# start of Data section

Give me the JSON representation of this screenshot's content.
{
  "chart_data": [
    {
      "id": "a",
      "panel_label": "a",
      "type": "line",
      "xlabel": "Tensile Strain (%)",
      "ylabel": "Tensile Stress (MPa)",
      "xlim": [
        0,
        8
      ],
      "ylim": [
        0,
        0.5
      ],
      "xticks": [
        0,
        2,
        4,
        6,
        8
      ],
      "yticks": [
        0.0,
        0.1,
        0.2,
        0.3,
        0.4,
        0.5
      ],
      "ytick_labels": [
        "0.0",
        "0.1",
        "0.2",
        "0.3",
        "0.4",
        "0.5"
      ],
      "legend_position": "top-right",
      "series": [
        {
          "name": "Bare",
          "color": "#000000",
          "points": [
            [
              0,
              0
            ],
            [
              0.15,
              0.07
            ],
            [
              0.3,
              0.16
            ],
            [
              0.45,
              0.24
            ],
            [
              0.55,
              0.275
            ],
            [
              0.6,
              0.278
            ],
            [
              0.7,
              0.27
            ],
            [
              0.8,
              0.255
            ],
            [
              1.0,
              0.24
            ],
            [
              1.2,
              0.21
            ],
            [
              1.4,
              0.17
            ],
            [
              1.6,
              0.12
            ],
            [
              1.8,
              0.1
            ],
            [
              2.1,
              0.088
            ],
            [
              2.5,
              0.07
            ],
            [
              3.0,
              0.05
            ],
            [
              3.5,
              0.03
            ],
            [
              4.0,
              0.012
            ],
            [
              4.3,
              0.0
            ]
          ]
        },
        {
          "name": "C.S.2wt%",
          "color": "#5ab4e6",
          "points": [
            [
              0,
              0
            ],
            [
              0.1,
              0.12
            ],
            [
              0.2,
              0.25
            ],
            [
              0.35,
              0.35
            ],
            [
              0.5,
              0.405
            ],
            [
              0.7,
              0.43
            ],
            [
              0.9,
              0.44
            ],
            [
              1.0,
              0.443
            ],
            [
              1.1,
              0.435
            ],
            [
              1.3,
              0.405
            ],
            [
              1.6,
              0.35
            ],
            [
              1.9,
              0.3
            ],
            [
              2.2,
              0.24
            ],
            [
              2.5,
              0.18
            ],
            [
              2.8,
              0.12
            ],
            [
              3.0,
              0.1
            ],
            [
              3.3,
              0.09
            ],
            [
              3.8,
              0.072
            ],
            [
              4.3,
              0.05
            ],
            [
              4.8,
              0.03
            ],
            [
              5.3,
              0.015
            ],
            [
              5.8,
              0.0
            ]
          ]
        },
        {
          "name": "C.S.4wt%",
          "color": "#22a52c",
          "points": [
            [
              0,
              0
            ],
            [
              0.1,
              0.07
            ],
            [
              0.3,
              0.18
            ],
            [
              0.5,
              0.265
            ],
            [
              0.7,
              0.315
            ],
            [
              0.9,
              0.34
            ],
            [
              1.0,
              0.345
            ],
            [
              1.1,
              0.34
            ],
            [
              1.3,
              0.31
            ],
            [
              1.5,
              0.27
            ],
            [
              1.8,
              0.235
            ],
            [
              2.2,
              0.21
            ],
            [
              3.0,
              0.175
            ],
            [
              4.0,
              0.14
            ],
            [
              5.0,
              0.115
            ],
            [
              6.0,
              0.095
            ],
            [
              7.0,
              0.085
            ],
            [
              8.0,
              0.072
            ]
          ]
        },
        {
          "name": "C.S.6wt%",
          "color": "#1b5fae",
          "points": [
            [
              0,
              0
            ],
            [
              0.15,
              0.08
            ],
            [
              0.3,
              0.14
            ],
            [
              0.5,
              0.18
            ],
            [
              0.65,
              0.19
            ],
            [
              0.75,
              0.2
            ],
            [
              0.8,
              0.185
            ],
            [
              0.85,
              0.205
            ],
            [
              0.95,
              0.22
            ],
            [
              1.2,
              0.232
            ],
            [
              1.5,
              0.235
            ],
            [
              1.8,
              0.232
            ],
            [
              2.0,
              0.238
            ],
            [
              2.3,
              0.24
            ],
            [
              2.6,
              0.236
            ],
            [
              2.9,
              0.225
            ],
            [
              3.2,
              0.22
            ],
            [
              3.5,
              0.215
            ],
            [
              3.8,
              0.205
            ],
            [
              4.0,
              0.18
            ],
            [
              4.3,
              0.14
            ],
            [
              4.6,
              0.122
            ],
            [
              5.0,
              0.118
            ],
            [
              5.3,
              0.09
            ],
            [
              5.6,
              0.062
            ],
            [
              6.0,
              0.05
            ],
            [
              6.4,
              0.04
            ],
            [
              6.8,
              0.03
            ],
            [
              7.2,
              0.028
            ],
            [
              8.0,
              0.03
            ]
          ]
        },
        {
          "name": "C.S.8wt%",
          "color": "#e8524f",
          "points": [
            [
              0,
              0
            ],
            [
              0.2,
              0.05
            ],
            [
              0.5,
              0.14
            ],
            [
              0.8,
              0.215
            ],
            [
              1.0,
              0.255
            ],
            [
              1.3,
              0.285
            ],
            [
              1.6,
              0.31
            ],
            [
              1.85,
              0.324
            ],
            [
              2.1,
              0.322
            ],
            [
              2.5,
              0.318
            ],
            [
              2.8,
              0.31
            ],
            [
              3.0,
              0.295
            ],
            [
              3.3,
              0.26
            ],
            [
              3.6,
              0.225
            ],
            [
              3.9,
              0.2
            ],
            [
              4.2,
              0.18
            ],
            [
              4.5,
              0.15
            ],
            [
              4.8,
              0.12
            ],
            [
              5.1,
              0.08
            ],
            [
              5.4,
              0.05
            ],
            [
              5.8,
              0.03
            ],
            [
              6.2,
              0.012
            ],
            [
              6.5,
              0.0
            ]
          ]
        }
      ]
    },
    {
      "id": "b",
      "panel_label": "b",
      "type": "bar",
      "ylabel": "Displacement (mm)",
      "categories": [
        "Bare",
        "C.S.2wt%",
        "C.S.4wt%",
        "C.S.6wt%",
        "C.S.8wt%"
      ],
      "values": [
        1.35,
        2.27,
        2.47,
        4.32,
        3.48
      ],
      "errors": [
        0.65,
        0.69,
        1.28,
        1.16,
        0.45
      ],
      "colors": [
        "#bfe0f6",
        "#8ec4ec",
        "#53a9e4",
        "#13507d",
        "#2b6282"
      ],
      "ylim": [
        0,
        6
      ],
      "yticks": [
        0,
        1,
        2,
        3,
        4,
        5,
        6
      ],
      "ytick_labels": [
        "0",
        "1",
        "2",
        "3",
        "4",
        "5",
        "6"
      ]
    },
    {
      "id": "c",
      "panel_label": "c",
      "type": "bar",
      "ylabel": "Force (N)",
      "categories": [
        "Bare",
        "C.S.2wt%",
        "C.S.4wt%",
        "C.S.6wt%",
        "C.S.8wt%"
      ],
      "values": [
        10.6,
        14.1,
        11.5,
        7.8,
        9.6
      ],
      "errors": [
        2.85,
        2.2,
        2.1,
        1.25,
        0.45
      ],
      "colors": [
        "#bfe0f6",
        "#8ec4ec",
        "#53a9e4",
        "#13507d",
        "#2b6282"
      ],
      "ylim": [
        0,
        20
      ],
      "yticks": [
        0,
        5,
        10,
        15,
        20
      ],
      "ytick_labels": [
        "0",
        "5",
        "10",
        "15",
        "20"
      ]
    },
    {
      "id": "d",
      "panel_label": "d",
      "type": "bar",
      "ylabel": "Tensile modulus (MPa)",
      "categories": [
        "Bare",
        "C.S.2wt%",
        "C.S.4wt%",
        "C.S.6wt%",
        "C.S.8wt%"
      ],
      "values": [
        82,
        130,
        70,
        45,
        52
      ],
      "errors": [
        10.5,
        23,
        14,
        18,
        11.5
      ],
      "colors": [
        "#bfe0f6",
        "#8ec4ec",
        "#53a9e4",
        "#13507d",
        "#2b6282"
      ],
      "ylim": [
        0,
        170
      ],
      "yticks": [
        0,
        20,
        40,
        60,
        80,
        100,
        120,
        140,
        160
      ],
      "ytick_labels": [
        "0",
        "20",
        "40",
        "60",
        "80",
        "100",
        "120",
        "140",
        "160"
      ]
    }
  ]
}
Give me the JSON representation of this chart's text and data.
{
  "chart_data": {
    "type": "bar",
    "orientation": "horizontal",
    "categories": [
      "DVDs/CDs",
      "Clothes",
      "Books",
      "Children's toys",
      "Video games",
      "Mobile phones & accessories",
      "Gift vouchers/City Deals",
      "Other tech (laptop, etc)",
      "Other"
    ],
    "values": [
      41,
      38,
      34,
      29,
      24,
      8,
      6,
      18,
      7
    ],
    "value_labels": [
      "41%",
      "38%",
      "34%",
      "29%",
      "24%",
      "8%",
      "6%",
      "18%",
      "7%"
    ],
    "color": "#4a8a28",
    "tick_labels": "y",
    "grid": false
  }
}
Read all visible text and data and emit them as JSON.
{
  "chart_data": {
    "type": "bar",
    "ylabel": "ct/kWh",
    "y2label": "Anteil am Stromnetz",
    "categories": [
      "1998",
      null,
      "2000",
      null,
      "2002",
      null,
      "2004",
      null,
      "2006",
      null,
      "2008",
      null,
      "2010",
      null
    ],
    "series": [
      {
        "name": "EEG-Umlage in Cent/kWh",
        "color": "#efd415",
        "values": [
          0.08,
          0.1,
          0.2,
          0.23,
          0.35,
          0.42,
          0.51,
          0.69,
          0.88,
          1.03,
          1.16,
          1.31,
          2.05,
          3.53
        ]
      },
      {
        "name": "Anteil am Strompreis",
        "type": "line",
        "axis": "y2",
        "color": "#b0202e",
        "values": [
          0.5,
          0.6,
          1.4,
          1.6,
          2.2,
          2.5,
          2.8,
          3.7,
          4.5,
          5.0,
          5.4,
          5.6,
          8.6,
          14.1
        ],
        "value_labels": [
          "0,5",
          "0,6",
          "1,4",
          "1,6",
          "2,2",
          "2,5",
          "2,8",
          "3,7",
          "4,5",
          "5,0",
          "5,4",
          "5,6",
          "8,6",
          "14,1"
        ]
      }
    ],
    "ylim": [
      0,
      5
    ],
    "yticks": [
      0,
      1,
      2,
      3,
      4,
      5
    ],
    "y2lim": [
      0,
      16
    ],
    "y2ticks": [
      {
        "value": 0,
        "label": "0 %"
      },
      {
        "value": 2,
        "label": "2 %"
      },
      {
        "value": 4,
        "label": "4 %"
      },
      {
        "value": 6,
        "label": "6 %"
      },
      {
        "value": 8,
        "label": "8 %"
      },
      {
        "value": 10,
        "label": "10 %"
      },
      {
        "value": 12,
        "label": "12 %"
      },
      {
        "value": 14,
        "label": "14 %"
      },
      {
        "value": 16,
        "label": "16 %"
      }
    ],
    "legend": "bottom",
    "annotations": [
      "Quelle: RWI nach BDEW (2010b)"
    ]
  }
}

# end of Data section

**Prompt**
Whichever lines contain the string "Tensile", select and copy them.

**Answer**
      "xlabel": "Tensile Strain (%)",
      "ylabel": "Tensile Stress (MPa)",
      "ylabel": "Tensile modulus (MPa)",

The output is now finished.